— Start of Supplied records —

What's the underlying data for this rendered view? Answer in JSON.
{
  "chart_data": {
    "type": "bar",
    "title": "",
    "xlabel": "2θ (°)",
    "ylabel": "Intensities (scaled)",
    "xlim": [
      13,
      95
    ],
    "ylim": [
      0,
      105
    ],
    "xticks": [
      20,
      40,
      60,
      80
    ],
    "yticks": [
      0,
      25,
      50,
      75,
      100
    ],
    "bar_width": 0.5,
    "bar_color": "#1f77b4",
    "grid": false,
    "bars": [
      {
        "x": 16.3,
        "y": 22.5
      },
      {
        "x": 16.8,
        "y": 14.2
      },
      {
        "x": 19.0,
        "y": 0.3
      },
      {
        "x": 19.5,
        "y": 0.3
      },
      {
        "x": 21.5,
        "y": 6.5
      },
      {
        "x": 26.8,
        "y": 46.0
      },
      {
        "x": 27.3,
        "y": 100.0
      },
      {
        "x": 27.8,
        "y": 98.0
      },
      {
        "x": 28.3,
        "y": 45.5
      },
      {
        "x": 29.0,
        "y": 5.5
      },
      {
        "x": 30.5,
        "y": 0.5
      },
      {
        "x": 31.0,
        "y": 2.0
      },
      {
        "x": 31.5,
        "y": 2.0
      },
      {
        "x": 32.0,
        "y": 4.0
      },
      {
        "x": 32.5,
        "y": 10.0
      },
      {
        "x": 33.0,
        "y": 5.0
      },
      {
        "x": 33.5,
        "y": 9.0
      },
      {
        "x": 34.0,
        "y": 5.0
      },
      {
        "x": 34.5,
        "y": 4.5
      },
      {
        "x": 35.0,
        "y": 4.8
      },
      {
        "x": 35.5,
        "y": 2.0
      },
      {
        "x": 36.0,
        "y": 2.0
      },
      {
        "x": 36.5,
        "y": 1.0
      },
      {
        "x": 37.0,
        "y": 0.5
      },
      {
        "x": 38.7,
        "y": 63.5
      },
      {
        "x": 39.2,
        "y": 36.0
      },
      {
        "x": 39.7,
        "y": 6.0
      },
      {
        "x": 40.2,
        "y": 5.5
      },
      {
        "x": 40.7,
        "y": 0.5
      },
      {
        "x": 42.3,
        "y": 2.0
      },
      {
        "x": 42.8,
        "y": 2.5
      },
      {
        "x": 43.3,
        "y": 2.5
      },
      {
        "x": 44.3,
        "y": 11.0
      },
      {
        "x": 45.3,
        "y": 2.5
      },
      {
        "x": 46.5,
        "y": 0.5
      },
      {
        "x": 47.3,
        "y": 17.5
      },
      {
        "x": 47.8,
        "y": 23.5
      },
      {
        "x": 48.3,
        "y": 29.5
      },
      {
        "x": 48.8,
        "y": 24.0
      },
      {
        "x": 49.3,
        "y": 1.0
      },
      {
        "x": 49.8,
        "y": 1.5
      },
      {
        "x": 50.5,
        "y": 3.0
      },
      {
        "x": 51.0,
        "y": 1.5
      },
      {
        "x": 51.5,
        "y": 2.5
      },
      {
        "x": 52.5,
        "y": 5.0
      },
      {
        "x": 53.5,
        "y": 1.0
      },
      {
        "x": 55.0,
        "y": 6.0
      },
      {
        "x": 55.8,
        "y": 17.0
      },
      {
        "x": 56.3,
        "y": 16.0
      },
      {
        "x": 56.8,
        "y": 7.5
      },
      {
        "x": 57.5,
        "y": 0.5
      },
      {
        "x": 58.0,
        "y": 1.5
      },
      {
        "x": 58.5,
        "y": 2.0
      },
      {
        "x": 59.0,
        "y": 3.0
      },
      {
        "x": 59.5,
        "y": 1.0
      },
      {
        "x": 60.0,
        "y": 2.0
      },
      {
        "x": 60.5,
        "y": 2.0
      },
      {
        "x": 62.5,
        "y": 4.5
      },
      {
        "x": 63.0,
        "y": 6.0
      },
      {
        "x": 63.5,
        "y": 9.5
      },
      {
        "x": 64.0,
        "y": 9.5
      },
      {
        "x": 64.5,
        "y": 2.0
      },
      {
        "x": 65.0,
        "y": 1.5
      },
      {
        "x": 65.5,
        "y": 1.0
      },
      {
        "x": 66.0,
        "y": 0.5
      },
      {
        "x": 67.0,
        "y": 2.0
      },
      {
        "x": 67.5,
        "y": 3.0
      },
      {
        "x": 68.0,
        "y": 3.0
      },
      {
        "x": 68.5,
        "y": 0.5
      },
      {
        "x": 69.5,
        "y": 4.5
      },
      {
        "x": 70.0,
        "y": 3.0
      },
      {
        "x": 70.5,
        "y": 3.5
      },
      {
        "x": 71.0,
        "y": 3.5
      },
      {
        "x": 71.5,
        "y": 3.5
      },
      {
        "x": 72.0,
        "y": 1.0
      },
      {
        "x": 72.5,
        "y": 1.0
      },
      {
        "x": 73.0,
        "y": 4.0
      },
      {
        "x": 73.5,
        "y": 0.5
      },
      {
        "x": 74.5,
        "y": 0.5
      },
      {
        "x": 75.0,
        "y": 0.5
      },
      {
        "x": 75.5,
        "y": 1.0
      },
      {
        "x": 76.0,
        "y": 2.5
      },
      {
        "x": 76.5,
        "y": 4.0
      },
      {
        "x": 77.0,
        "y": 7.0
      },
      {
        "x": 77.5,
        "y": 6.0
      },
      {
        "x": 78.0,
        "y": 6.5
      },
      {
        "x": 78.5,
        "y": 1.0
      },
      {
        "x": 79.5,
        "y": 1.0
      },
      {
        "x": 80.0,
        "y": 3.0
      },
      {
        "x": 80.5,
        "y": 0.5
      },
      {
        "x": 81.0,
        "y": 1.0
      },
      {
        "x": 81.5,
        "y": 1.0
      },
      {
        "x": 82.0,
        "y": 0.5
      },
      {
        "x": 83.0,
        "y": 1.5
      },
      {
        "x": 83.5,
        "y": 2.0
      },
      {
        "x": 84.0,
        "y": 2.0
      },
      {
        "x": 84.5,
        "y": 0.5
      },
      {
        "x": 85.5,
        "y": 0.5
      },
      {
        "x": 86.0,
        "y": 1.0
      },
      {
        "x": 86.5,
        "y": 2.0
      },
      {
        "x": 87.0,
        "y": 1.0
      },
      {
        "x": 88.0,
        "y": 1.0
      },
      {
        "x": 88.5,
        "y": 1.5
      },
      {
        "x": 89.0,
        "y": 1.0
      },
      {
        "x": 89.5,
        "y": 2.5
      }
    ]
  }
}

— End of Supplied records —

→ **Task to carry out**
Please restate the data word for word, every record included.

→ **Result of the exercise**
What's the underlying data for this rendered view? Answer in JSON.
{
  "chart_data": {
    "type": "bar",
    "title": "",
    "xlabel": "2θ (°)",
    "ylabel": "Intensities (scaled)",
    "xlim": [
      13,
      95
    ],
    "ylim": [
      0,
      105
    ],
    "xticks": [
      20,
      40,
      60,
      80
    ],
    "yticks": [
      0,
      25,
      50,
      75,
      100
    ],
    "bar_width": 0.5,
    "bar_color": "#1f77b4",
    "grid": false,
    "bars": [
      {
        "x": 16.3,
        "y": 22.5
      },
      {
        "x": 16.8,
        "y": 14.2
      },
      {
        "x": 19.0,
        "y": 0.3
      },
      {
        "x": 19.5,
        "y": 0.3
      },
      {
        "x": 21.5,
        "y": 6.5
      },
      {
        "x": 26.8,
        "y": 46.0
      },
      {
        "x": 27.3,
        "y": 100.0
      },
      {
        "x": 27.8,
        "y": 98.0
      },
      {
        "x": 28.3,
        "y": 45.5
      },
      {
        "x": 29.0,
        "y": 5.5
      },
      {
        "x": 30.5,
        "y": 0.5
      },
      {
        "x": 31.0,
        "y": 2.0
      },
      {
        "x": 31.5,
        "y": 2.0
      },
      {
        "x": 32.0,
        "y": 4.0
      },
      {
        "x": 32.5,
        "y": 10.0
      },
      {
        "x": 33.0,
        "y": 5.0
      },
      {
        "x": 33.5,
        "y": 9.0
      },
      {
        "x": 34.0,
        "y": 5.0
      },
      {
        "x": 34.5,
        "y": 4.5
      },
      {
        "x": 35.0,
        "y": 4.8
      },
      {
        "x": 35.5,
        "y": 2.0
      },
      {
        "x": 36.0,
        "y": 2.0
      },
      {
        "x": 36.5,
        "y": 1.0
      },
      {
        "x": 37.0,
        "y": 0.5
      },
      {
        "x": 38.7,
        "y": 63.5
      },
      {
        "x": 39.2,
        "y": 36.0
      },
      {
        "x": 39.7,
        "y": 6.0
      },
      {
        "x": 40.2,
        "y": 5.5
      },
      {
        "x": 40.7,
        "y": 0.5
      },
      {
        "x": 42.3,
        "y": 2.0
      },
      {
        "x": 42.8,
        "y": 2.5
      },
      {
        "x": 43.3,
        "y": 2.5
      },
      {
        "x": 44.3,
        "y": 11.0
      },
      {
        "x": 45.3,
        "y": 2.5
      },
      {
        "x": 46.5,
        "y": 0.5
      },
      {
        "x": 47.3,
        "y": 17.5
      },
      {
        "x": 47.8,
        "y": 23.5
      },
      {
        "x": 48.3,
        "y": 29.5
      },
      {
        "x": 48.8,
        "y": 24.0
      },
      {
        "x": 49.3,
        "y": 1.0
      },
      {
        "x": 49.8,
        "y": 1.5
      },
      {
        "x": 50.5,
        "y": 3.0
      },
      {
        "x": 51.0,
        "y": 1.5
      },
      {
        "x": 51.5,
        "y": 2.5
      },
      {
        "x": 52.5,
        "y": 5.0
      },
      {
        "x": 53.5,
        "y": 1.0
      },
      {
        "x": 55.0,
        "y": 6.0
      },
      {
        "x": 55.8,
        "y": 17.0
      },
      {
        "x": 56.3,
        "y": 16.0
      },
      {
        "x": 56.8,
        "y": 7.5
      },
      {
        "x": 57.5,
        "y": 0.5
      },
      {
        "x": 58.0,
        "y": 1.5
      },
      {
        "x": 58.5,
        "y": 2.0
      },
      {
        "x": 59.0,
        "y": 3.0
      },
      {
        "x": 59.5,
        "y": 1.0
      },
      {
        "x": 60.0,
        "y": 2.0
      },
      {
        "x": 60.5,
        "y": 2.0
      },
      {
        "x": 62.5,
        "y": 4.5
      },
      {
        "x": 63.0,
        "y": 6.0
      },
      {
        "x": 63.5,
        "y": 9.5
      },
      {
        "x": 64.0,
        "y": 9.5
      },
      {
        "x": 64.5,
        "y": 2.0
      },
      {
        "x": 65.0,
        "y": 1.5
      },
      {
        "x": 65.5,
        "y": 1.0
      },
      {
        "x": 66.0,
        "y": 0.5
      },
      {
        "x": 67.0,
        "y": 2.0
      },
      {
        "x": 67.5,
        "y": 3.0
      },
      {
        "x": 68.0,
        "y": 3.0
      },
      {
        "x": 68.5,
        "y": 0.5
      },
      {
        "x": 69.5,
        "y": 4.5
      },
      {
        "x": 70.0,
        "y": 3.0
      },
      {
        "x": 70.5,
        "y": 3.5
      },
      {
        "x": 71.0,
        "y": 3.5
      },
      {
        "x": 71.5,
        "y": 3.5
      },
      {
        "x": 72.0,
        "y": 1.0
      },
      {
        "x": 72.5,
        "y": 1.0
      },
      {
        "x": 73.0,
        "y": 4.0
      },
      {
        "x": 73.5,
        "y": 0.5
      },
      {
        "x": 74.5,
        "y": 0.5
      },
      {
        "x": 75.0,
        "y": 0.5
      },
      {
        "x": 75.5,
        "y": 1.0
      },
      {
        "x": 76.0,
        "y": 2.5
      },
      {
        "x": 76.5,
        "y": 4.0
      },
      {
        "x": 77.0,
        "y": 7.0
      },
      {
        "x": 77.5,
        "y": 6.0
      },
      {
        "x": 78.0,
        "y": 6.5
      },
      {
        "x": 78.5,
        "y": 1.0
      },
      {
        "x": 79.5,
        "y": 1.0
      },
      {
        "x": 80.0,
        "y": 3.0
      },
      {
        "x": 80.5,
        "y": 0.5
      },
      {
        "x": 81.0,
        "y": 1.0
      },
      {
        "x": 81.5,
        "y": 1.0
      },
      {
        "x": 82.0,
        "y": 0.5
      },
      {
        "x": 83.0,
        "y": 1.5
      },
      {
        "x": 83.5,
        "y": 2.0
      },
      {
        "x": 84.0,
        "y": 2.0
      },
      {
        "x": 84.5,
        "y": 0.5
      },
      {
        "x": 85.5,
        "y": 0.5
      },
      {
        "x": 86.0,
        "y": 1.0
      },
      {
        "x": 86.5,
        "y": 2.0
      },
      {
        "x": 87.0,
        "y": 1.0
      },
      {
        "x": 88.0,
        "y": 1.0
      },
      {
        "x": 88.5,
        "y": 1.5
      },
      {
        "x": 89.0,
        "y": 1.0
      },
      {
        "x": 89.5,
        "y": 2.5
      }
    ]
  }
}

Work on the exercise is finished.